> [DATA FOR PROCESSING]
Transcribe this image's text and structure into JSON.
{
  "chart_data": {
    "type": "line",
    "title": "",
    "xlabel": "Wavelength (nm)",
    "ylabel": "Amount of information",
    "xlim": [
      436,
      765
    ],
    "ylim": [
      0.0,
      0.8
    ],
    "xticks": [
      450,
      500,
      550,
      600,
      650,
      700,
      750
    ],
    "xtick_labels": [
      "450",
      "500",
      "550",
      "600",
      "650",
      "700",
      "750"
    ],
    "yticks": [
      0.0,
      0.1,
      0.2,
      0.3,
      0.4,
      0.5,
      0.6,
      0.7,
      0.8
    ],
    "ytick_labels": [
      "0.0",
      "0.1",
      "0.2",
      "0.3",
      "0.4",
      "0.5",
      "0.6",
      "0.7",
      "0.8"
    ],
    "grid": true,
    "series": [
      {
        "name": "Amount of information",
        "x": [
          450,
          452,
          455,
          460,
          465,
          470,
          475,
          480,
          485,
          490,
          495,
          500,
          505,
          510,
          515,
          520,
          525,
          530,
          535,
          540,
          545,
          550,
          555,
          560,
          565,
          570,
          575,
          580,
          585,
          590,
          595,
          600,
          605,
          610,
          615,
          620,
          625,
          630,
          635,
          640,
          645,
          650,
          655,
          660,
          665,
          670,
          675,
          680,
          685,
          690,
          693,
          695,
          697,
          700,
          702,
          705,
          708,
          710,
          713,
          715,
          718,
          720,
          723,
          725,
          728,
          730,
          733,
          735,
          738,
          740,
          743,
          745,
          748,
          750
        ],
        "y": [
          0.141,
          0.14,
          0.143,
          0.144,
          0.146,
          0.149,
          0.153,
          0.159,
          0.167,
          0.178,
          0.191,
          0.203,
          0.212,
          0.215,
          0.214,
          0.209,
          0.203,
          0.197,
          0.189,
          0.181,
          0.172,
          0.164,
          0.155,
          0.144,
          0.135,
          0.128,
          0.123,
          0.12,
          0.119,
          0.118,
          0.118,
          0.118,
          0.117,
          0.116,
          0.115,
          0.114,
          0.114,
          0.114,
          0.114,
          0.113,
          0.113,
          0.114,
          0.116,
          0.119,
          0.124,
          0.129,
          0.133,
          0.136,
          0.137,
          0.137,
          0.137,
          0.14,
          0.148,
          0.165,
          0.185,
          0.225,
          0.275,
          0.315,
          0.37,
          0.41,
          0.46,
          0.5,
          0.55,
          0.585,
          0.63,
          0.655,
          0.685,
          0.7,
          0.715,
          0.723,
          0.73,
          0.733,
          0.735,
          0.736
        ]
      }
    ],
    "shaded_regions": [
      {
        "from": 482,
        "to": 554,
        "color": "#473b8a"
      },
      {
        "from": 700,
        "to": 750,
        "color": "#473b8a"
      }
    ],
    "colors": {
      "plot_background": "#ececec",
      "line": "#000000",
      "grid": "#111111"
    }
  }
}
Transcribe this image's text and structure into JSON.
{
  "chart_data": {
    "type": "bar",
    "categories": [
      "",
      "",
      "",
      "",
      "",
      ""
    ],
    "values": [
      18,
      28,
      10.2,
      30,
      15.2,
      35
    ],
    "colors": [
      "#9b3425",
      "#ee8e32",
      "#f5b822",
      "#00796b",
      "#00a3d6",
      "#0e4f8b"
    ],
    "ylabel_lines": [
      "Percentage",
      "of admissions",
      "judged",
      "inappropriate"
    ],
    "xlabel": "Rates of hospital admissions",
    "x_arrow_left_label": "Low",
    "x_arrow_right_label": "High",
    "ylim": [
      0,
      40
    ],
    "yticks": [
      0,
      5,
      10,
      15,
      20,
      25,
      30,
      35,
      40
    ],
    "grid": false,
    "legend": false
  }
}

> [GOAL] Print the listing above in its entirety, with every line exact.

> [CORRECT ANSWER]
Transcribe this image's text and structure into JSON.
{
  "chart_data": {
    "type": "line",
    "title": "",
    "xlabel": "Wavelength (nm)",
    "ylabel": "Amount of information",
    "xlim": [
      436,
      765
    ],
    "ylim": [
      0.0,
      0.8
    ],
    "xticks": [
      450,
      500,
      550,
      600,
      650,
      700,
      750
    ],
    "xtick_labels": [
      "450",
      "500",
      "550",
      "600",
      "650",
      "700",
      "750"
    ],
    "yticks": [
      0.0,
      0.1,
      0.2,
      0.3,
      0.4,
      0.5,
      0.6,
      0.7,
      0.8
    ],
    "ytick_labels": [
      "0.0",
      "0.1",
      "0.2",
      "0.3",
      "0.4",
      "0.5",
      "0.6",
      "0.7",
      "0.8"
    ],
    "grid": true,
    "series": [
      {
        "name": "Amount of information",
        "x": [
          450,
          452,
          455,
          460,
          465,
          470,
          475,
          480,
          485,
          490,
          495,
          500,
          505,
          510,
          515,
          520,
          525,
          530,
          535,
          540,
          545,
          550,
          555,
          560,
          565,
          570,
          575,
          580,
          585,
          590,
          595,
          600,
          605,
          610,
          615,
          620,
          625,
          630,
          635,
          640,
          645,
          650,
          655,
          660,
          665,
          670,
          675,
          680,
          685,
          690,
          693,
          695,
          697,
          700,
          702,
          705,
          708,
          710,
          713,
          715,
          718,
          720,
          723,
          725,
          728,
          730,
          733,
          735,
          738,
          740,
          743,
          745,
          748,
          750
        ],
        "y": [
          0.141,
          0.14,
          0.143,
          0.144,
          0.146,
          0.149,
          0.153,
          0.159,
          0.167,
          0.178,
          0.191,
          0.203,
          0.212,
          0.215,
          0.214,
          0.209,
          0.203,
          0.197,
          0.189,
          0.181,
          0.172,
          0.164,
          0.155,
          0.144,
          0.135,
          0.128,
          0.123,
          0.12,
          0.119,
          0.118,
          0.118,
          0.118,
          0.117,
          0.116,
          0.115,
          0.114,
          0.114,
          0.114,
          0.114,
          0.113,
          0.113,
          0.114,
          0.116,
          0.119,
          0.124,
          0.129,
          0.133,
          0.136,
          0.137,
          0.137,
          0.137,
          0.14,
          0.148,
          0.165,
          0.185,
          0.225,
          0.275,
          0.315,
          0.37,
          0.41,
          0.46,
          0.5,
          0.55,
          0.585,
          0.63,
          0.655,
          0.685,
          0.7,
          0.715,
          0.723,
          0.73,
          0.733,
          0.735,
          0.736
        ]
      }
    ],
    "shaded_regions": [
      {
        "from": 482,
        "to": 554,
        "color": "#473b8a"
      },
      {
        "from": 700,
        "to": 750,
        "color": "#473b8a"
      }
    ],
    "colors": {
      "plot_background": "#ececec",
      "line": "#000000",
      "grid": "#111111"
    }
  }
}
Transcribe this image's text and structure into JSON.
{
  "chart_data": {
    "type": "bar",
    "categories": [
      "",
      "",
      "",
      "",
      "",
      ""
    ],
    "values": [
      18,
      28,
      10.2,
      30,
      15.2,
      35
    ],
    "colors": [
      "#9b3425",
      "#ee8e32",
      "#f5b822",
      "#00796b",
      "#00a3d6",
      "#0e4f8b"
    ],
    "ylabel_lines": [
      "Percentage",
      "of admissions",
      "judged",
      "inappropriate"
    ],
    "xlabel": "Rates of hospital admissions",
    "x_arrow_left_label": "Low",
    "x_arrow_right_label": "High",
    "ylim": [
      0,
      40
    ],
    "yticks": [
      0,
      5,
      10,
      15,
      20,
      25,
      30,
      35,
      40
    ],
    "grid": false,
    "legend": false
  }
}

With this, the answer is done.